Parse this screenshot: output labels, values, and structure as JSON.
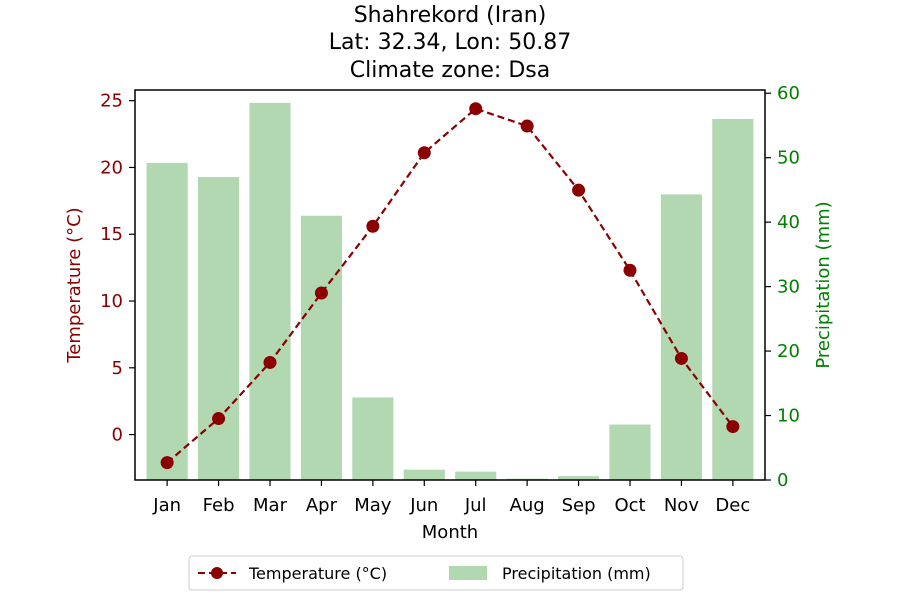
{
  "chart_data": {
    "type": "bar+line",
    "title_lines": [
      "Shahrekord (Iran)",
      "Lat: 32.34, Lon: 50.87",
      "Climate zone: Dsa"
    ],
    "categories": [
      "Jan",
      "Feb",
      "Mar",
      "Apr",
      "May",
      "Jun",
      "Jul",
      "Aug",
      "Sep",
      "Oct",
      "Nov",
      "Dec"
    ],
    "xlabel": "Month",
    "y_left": {
      "label": "Temperature (°C)",
      "ylim": [
        -3.4,
        25.8
      ],
      "ticks": [
        0,
        5,
        10,
        15,
        20,
        25
      ],
      "color": "#8b0000"
    },
    "y_right": {
      "label": "Precipitation (mm)",
      "ylim": [
        0,
        60.5
      ],
      "ticks": [
        0,
        10,
        20,
        30,
        40,
        50,
        60
      ],
      "color": "#008000"
    },
    "series": [
      {
        "name": "Temperature (°C)",
        "kind": "line",
        "axis": "left",
        "style": "dashed",
        "marker": "circle",
        "color": "#8b0000",
        "values": [
          -2.1,
          1.2,
          5.4,
          10.6,
          15.6,
          21.1,
          24.4,
          23.1,
          18.3,
          12.3,
          5.7,
          0.6
        ]
      },
      {
        "name": "Precipitation (mm)",
        "kind": "bar",
        "axis": "right",
        "color": "#b2d8b2",
        "values": [
          49.2,
          47.0,
          58.5,
          41.0,
          12.8,
          1.6,
          1.3,
          0.2,
          0.6,
          8.6,
          44.3,
          56.0
        ]
      }
    ],
    "legend": {
      "placement": "bottom-center",
      "entries": [
        "Temperature (°C)",
        "Precipitation (mm)"
      ]
    },
    "grid": false
  }
}
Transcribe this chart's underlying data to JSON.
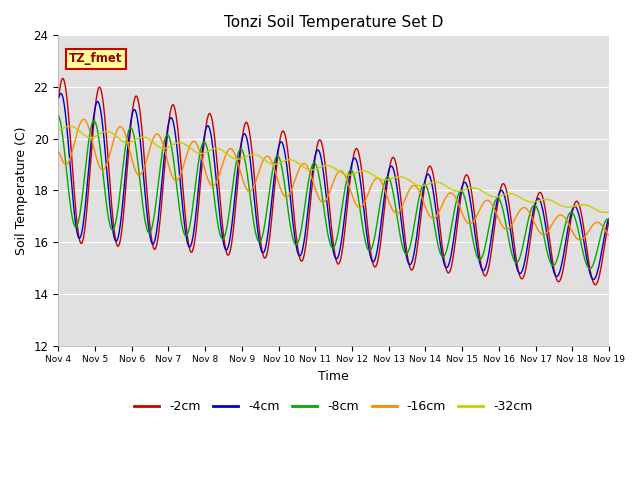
{
  "title": "Tonzi Soil Temperature Set D",
  "xlabel": "Time",
  "ylabel": "Soil Temperature (C)",
  "ylim": [
    12,
    24
  ],
  "xlim": [
    0,
    15
  ],
  "x_tick_labels": [
    "Nov 4",
    "Nov 5",
    "Nov 6",
    "Nov 7",
    "Nov 8",
    "Nov 9",
    "Nov 10",
    "Nov 11",
    "Nov 12",
    "Nov 13",
    "Nov 14",
    "Nov 15",
    "Nov 16",
    "Nov 17",
    "Nov 18",
    "Nov 19"
  ],
  "legend_labels": [
    "-2cm",
    "-4cm",
    "-8cm",
    "-16cm",
    "-32cm"
  ],
  "legend_colors": [
    "#cc0000",
    "#0000cc",
    "#00aa00",
    "#ff8800",
    "#cccc00"
  ],
  "label_box_text": "TZ_fmet",
  "label_box_bg": "#ffff99",
  "label_box_edge": "#cc0000",
  "bg_color": "#e0e0e0",
  "fig_bg": "#ffffff",
  "n_points": 1500
}
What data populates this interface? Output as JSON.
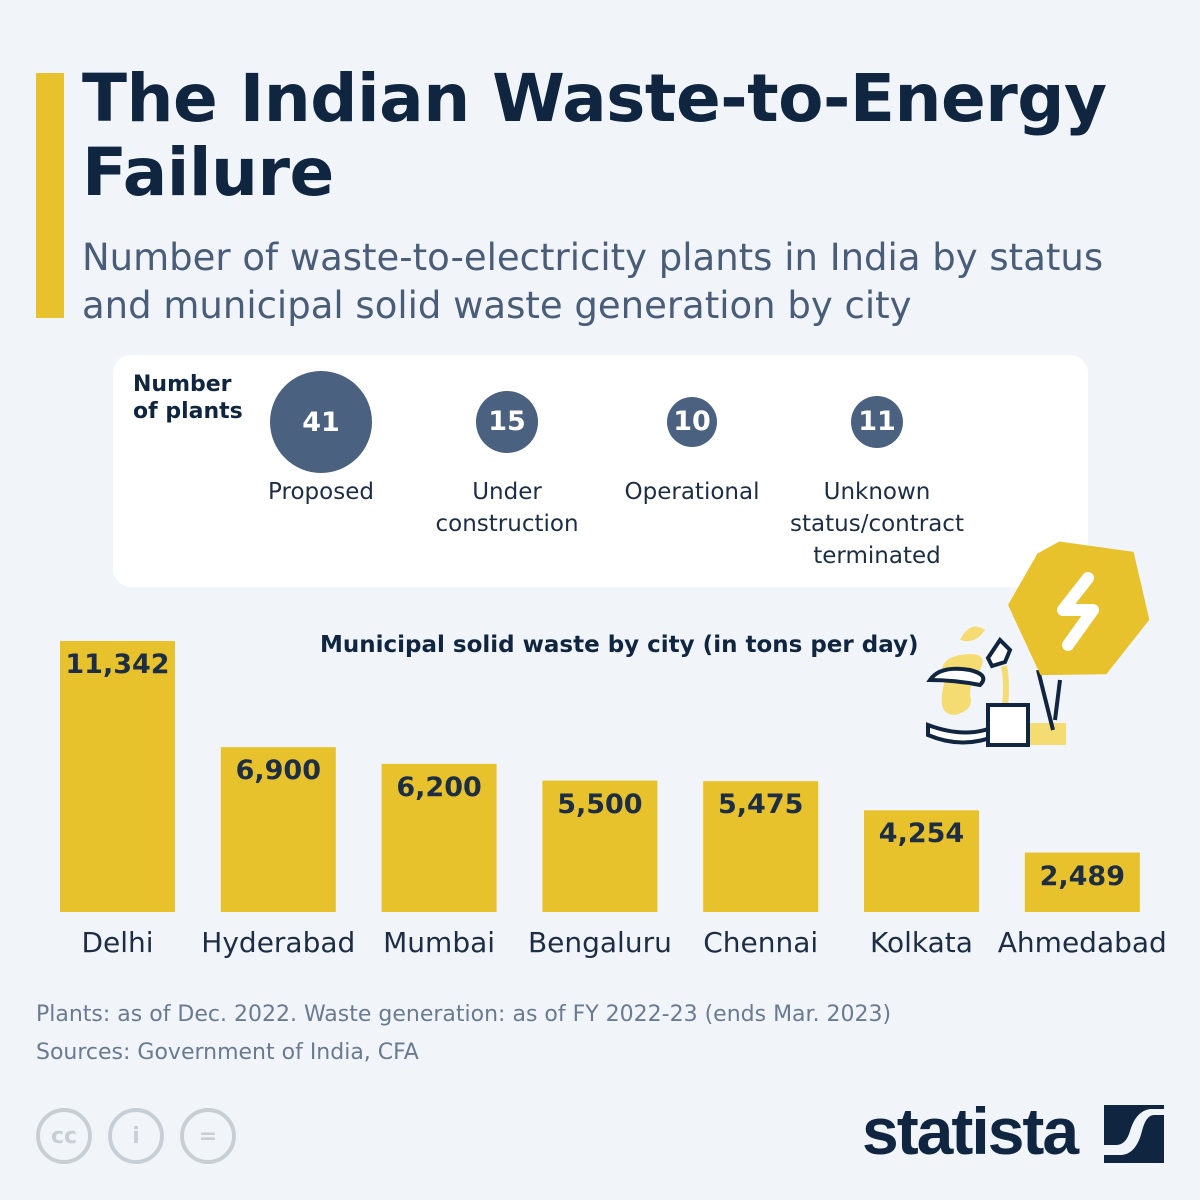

#### [Directions]
Leave out every picture and copy verbatim the lines running from the line containing "Transcribe this chart's" through the final line of the data.

#### [Solution to this task]
Transcribe this chart's underlying data to JSON.
{
  "title": "Tonzi Soil Temperature Set D",
  "xlabel": "Time",
  "ylabel": "Soil Temperature (C)",
  "ylim": [
    12,
    24
  ],
  "xlim": [
    0,
    15
  ],
  "x_tick_labels": [
    "Nov 4",
    "Nov 5",
    "Nov 6",
    "Nov 7",
    "Nov 8",
    "Nov 9",
    "Nov 10",
    "Nov 11",
    "Nov 12",
    "Nov 13",
    "Nov 14",
    "Nov 15",
    "Nov 16",
    "Nov 17",
    "Nov 18",
    "Nov 19"
  ],
  "legend_labels": [
    "-2cm",
    "-4cm",
    "-8cm",
    "-16cm",
    "-32cm"
  ],
  "legend_colors": [
    "#cc0000",
    "#0000cc",
    "#00aa00",
    "#ff8800",
    "#cccc00"
  ],
  "label_box_text": "TZ_fmet",
  "label_box_bg": "#ffff99",
  "label_box_edge": "#cc0000",
  "bg_color": "#e0e0e0",
  "fig_bg": "#ffffff",
  "n_points": 1500
}
What data populates this interface? Output as JSON.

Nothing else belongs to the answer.